_Exercise_. Identify every line in the records below that contains the word "grid", and copy each of those lines.

******************************

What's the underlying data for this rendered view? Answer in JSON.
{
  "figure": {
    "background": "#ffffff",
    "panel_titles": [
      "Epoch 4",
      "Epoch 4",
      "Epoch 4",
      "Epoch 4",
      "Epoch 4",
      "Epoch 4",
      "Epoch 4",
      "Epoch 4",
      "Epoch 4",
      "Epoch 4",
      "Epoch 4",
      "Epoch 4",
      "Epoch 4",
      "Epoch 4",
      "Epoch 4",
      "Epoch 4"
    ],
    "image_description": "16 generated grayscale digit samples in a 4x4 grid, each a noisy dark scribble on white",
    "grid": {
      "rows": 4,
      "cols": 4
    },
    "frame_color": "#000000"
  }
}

******************************

_The solution_.
    "image_description": "16 generated grayscale digit samples in a 4x4 grid, each a noisy dark scribble on white",
    "grid": {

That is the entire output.